Given instruction 1: Print the following blog post word for word, in its entirety.

Monday, April 19, 2010

Proud to be a Mama

(Please excuse me for a minute. This blog is still a baby, and I'm still stumbling my way around, trying to figure out her voice. I want this to be a place of inspiration and idea sharing...and so far, all I've managed to do is share lots of OTHER people's ideas, and a few write-ups on Food Revolution. I'm looking for a few guest posters, so if you'd be interested, PLEASE leave a comment! Any topic, housewife related, is great. Green living, playtime ideas, Joy in the Journey moments...anything you have to share.)

Yesterday, I had the opportunity to road trip with a few good friends. It was a short trip - just a 90 minute drive into the city. We were there to listen to a visiting church leader from Salt Lake City host a discussion with local leaders from the three closest states. It was a great meeting, and I learned a lot...but what I enjoyed most was spending three hours in a small car with three awesome mamas. We we noisy, we were laughing, we were sharing stories...and we were reveling in being mamas. Very few of the stories involved cute kids or proud moments. Our theme seemed to be, "Oh my goodness, the craziest thing happened." These stories were followed by relieved ELATION when we found out that the story was in no way, shape or form unique. Kids talk back? Yup. Mine, too. Kids throw kicking, screaming tantrums? Yup...just last night. I think the highlight was when one mother-to-a-sassy-8 year old girl actually broke out her notebook and took notes while another mother (who USED to be a sassy 8 year old girl) told her all the things that would have helped her when she was a child. It was glorious.

Given instruction 2: Output the listing below verbatim, from its first line through the line containing "candle-body xyxy=(354,160,359,171)", including both of those lines.

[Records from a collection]

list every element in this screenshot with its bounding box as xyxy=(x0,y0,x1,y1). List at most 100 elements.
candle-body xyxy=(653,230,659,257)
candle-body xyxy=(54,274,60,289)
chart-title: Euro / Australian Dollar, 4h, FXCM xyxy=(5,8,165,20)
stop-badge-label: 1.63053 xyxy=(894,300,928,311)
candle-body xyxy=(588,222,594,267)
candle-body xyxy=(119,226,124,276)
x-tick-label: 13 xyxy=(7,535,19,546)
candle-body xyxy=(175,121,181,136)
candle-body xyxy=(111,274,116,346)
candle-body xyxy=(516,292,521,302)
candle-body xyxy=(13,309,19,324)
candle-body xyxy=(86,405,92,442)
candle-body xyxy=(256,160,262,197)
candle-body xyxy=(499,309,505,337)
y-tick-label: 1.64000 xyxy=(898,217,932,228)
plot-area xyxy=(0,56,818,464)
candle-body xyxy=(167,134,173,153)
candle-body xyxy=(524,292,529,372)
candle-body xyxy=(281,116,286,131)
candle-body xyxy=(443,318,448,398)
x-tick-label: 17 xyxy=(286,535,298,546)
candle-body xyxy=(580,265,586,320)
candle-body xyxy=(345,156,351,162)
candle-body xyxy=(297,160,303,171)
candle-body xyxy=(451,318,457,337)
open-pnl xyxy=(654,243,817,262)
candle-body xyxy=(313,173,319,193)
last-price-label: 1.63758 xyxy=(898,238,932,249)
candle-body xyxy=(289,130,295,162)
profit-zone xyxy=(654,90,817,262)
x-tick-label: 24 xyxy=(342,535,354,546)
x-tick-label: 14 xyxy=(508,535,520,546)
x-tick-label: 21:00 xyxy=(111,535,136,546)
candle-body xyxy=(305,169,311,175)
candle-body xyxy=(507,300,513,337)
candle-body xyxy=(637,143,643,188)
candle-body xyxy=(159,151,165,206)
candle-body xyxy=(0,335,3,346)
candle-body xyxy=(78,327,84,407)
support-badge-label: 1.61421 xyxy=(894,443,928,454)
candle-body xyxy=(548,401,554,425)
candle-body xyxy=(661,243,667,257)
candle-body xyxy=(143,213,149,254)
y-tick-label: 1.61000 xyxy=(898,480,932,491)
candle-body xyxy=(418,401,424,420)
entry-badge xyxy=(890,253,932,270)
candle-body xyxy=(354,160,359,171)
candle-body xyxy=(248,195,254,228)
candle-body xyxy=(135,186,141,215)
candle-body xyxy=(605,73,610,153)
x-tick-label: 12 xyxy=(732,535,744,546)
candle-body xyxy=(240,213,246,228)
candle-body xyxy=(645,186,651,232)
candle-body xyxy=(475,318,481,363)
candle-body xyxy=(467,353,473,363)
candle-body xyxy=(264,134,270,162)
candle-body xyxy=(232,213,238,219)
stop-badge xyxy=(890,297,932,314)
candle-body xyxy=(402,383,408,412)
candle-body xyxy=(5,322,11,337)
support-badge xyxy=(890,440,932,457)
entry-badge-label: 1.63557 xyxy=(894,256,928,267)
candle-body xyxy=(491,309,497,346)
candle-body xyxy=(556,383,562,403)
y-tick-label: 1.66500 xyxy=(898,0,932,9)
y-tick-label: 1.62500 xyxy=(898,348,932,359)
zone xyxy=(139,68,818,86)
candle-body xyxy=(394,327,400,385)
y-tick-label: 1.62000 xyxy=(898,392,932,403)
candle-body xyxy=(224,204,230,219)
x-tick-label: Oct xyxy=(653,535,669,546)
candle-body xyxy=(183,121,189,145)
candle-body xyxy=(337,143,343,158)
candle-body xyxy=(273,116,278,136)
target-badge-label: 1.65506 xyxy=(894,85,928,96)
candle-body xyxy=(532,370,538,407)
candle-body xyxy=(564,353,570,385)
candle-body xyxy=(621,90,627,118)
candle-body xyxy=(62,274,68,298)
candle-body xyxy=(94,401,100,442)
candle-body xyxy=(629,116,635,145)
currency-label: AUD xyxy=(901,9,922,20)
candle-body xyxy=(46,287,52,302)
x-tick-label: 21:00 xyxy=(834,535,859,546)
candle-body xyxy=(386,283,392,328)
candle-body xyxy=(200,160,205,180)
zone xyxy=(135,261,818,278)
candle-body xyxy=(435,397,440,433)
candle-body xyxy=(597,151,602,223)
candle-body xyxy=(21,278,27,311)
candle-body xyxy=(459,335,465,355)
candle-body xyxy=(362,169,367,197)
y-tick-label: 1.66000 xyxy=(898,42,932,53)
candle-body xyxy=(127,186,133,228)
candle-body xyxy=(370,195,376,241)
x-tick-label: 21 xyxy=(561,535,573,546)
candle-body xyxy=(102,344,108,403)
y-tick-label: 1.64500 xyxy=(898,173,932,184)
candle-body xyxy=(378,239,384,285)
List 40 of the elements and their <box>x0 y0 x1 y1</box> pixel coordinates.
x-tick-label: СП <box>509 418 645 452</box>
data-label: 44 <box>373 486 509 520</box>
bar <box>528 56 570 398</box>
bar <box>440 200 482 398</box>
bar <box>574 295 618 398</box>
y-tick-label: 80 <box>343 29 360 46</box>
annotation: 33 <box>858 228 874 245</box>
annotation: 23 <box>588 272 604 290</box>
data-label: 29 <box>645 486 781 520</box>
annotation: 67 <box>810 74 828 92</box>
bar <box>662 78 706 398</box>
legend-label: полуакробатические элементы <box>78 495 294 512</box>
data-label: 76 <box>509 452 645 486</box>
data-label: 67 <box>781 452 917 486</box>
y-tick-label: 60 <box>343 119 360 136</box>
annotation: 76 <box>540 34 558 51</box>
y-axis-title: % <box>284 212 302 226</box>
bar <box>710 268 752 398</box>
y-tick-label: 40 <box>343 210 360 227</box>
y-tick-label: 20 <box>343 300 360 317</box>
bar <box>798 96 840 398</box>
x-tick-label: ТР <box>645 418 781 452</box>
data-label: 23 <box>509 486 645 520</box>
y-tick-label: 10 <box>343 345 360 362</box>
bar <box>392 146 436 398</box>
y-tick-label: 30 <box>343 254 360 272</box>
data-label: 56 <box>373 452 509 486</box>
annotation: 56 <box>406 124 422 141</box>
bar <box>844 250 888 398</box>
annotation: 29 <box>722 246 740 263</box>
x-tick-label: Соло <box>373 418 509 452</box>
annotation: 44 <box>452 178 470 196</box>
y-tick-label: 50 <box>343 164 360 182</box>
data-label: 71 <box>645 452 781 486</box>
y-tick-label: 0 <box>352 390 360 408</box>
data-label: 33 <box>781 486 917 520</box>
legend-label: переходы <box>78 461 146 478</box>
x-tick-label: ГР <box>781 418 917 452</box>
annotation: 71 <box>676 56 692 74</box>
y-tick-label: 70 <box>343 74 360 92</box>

Finished answer 1:
Monday, April 19, 2010

Proud to be a Mama

(Please excuse me for a minute. This blog is still a baby, and I'm still stumbling my way around, trying to figure out her voice. I want this to be a place of inspiration and idea sharing...and so far, all I've managed to do is share lots of OTHER people's ideas, and a few write-ups on Food Revolution. I'm looking for a few guest posters, so if you'd be interested, PLEASE leave a comment! Any topic, housewife related, is great. Green living, playtime ideas, Joy in the Journey moments...anything you have to share.)

Yesterday, I had the opportunity to road trip with a few good friends. It was a short trip - just a 90 minute drive into the city. We were there to listen to a visiting church leader from Salt Lake City host a discussion with local leaders from the three closest states. It was a great meeting, and I learned a lot...but what I enjoyed most was spending three hours in a small car with three awesome mamas. We we noisy, we were laughing, we were sharing stories...and we were reveling in being mamas. Very few of the stories involved cute kids or proud moments. Our theme seemed to be, "Oh my goodness, the craziest thing happened." These stories were followed by relieved ELATION when we found out that the story was in no way, shape or form unique. Kids talk back? Yup. Mine, too. Kids throw kicking, screaming tantrums? Yup...just last night. I think the highlight was when one mother-to-a-sassy-8 year old girl actually broke out her notebook and took notes while another mother (who USED to be a sassy 8 year old girl) told her all the things that would have helped her when she was a child. It was glorious.

Finished answer 2:
list every element in this screenshot with its bounding box as xyxy=(x0,y0,x1,y1). List at most 100 elements.
candle-body xyxy=(653,230,659,257)
candle-body xyxy=(54,274,60,289)
chart-title: Euro / Australian Dollar, 4h, FXCM xyxy=(5,8,165,20)
stop-badge-label: 1.63053 xyxy=(894,300,928,311)
candle-body xyxy=(588,222,594,267)
candle-body xyxy=(119,226,124,276)
x-tick-label: 13 xyxy=(7,535,19,546)
candle-body xyxy=(175,121,181,136)
candle-body xyxy=(111,274,116,346)
candle-body xyxy=(516,292,521,302)
candle-body xyxy=(13,309,19,324)
candle-body xyxy=(86,405,92,442)
candle-body xyxy=(256,160,262,197)
candle-body xyxy=(499,309,505,337)
y-tick-label: 1.64000 xyxy=(898,217,932,228)
plot-area xyxy=(0,56,818,464)
candle-body xyxy=(167,134,173,153)
candle-body xyxy=(524,292,529,372)
candle-body xyxy=(281,116,286,131)
candle-body xyxy=(443,318,448,398)
x-tick-label: 17 xyxy=(286,535,298,546)
candle-body xyxy=(580,265,586,320)
candle-body xyxy=(345,156,351,162)
candle-body xyxy=(297,160,303,171)
candle-body xyxy=(451,318,457,337)
open-pnl xyxy=(654,243,817,262)
candle-body xyxy=(313,173,319,193)
last-price-label: 1.63758 xyxy=(898,238,932,249)
candle-body xyxy=(289,130,295,162)
profit-zone xyxy=(654,90,817,262)
x-tick-label: 24 xyxy=(342,535,354,546)
x-tick-label: 14 xyxy=(508,535,520,546)
x-tick-label: 21:00 xyxy=(111,535,136,546)
candle-body xyxy=(305,169,311,175)
candle-body xyxy=(507,300,513,337)
candle-body xyxy=(637,143,643,188)
candle-body xyxy=(159,151,165,206)
candle-body xyxy=(0,335,3,346)
candle-body xyxy=(78,327,84,407)
support-badge-label: 1.61421 xyxy=(894,443,928,454)
candle-body xyxy=(548,401,554,425)
candle-body xyxy=(661,243,667,257)
candle-body xyxy=(143,213,149,254)
y-tick-label: 1.61000 xyxy=(898,480,932,491)
candle-body xyxy=(418,401,424,420)
entry-badge xyxy=(890,253,932,270)
candle-body xyxy=(354,160,359,171)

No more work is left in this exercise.